_TEXTE FOURNI_:
>>>

En Afrique, la désinformation prospère sur un terrain marqué par un faible taux d’alphabétisation, moins de 50% pour les pays comme le Tchad, le Mali ou la Centrafrique selon l’UNESCO ainsi qu’une forte oralité et l’omniprésence des réseaux sociaux tels que WhatsApp, Facebook ou TikTok.
Les rumeurs y circulent bien souvent plus vite que les démentis, jusque dans les zones les plus reculées. Et si le français et l’anglais sont utilisés dans les médias, c’est surtout en langues locales que la majorité communique et que se joue désormais une grande partie de la lutte contre les fake news.
Les réseaux sociaux, catalyseurs des langues locales
« Le texte y est presque absent, ce qui donne une place importante aux langues nationales, surtout dans les pays où le taux d’alphabétisation reste faible »
L’Afrique est l’un des continents les plus riches sur le plan linguistique. Avec des centaines de langues parlées, cette diversité se retrouve de plus en plus sur les réseaux sociaux.
Des plateformes comme TikTok, centrées sur l’audio et la vidéo, renforcent cette tendance. « Le texte y est presque absent, ce qui donne une place importante aux langues nationales, surtout dans les pays où le taux d’alphabétisation reste faible », souligne Georges Attino, journaliste et Factchekeur.

<<<

_ACTIVITÉ_: Quels pays le texte fourni cite-t-il comme ayant un taux d'alphabétisation inférieur à 50 % selon l'UNESCO ?

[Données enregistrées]
>>>

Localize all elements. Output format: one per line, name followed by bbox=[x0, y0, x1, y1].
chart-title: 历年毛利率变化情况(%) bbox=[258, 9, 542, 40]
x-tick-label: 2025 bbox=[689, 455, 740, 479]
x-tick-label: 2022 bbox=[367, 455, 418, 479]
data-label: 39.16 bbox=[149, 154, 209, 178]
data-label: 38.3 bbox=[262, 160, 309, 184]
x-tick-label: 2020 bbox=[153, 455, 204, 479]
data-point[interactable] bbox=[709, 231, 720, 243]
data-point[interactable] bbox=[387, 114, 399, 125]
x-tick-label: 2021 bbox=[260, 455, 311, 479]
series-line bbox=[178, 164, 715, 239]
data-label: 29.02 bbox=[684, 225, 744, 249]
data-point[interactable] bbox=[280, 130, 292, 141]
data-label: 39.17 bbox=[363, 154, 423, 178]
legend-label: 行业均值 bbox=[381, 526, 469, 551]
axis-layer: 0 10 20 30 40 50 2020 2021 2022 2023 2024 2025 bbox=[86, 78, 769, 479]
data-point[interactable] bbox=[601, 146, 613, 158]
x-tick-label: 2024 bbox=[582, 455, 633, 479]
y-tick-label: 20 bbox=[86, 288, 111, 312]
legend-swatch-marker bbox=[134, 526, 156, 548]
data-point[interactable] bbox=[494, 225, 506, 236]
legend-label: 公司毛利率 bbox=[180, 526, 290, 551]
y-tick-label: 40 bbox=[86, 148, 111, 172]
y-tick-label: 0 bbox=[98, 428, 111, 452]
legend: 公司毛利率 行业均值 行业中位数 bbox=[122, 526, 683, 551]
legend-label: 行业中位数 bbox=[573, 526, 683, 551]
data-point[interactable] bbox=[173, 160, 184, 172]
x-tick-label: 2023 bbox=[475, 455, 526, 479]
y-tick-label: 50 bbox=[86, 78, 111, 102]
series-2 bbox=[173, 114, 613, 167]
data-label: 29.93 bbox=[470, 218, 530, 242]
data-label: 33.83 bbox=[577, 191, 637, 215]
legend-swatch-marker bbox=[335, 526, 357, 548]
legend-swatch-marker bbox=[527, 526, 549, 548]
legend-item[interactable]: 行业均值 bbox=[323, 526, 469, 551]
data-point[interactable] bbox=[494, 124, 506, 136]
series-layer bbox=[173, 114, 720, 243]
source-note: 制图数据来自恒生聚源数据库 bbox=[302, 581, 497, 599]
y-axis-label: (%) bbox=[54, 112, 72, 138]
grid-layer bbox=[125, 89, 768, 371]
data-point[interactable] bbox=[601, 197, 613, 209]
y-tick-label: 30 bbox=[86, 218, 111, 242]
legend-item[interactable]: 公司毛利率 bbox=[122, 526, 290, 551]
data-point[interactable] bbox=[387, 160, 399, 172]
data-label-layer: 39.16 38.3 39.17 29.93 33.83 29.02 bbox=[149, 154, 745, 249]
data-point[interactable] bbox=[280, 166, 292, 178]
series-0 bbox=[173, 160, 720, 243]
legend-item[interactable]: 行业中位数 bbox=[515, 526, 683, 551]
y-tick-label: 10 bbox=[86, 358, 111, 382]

<<<

_EXERCICE CORRIGÉ_: Le Tchad, le Mali et la Centrafrique.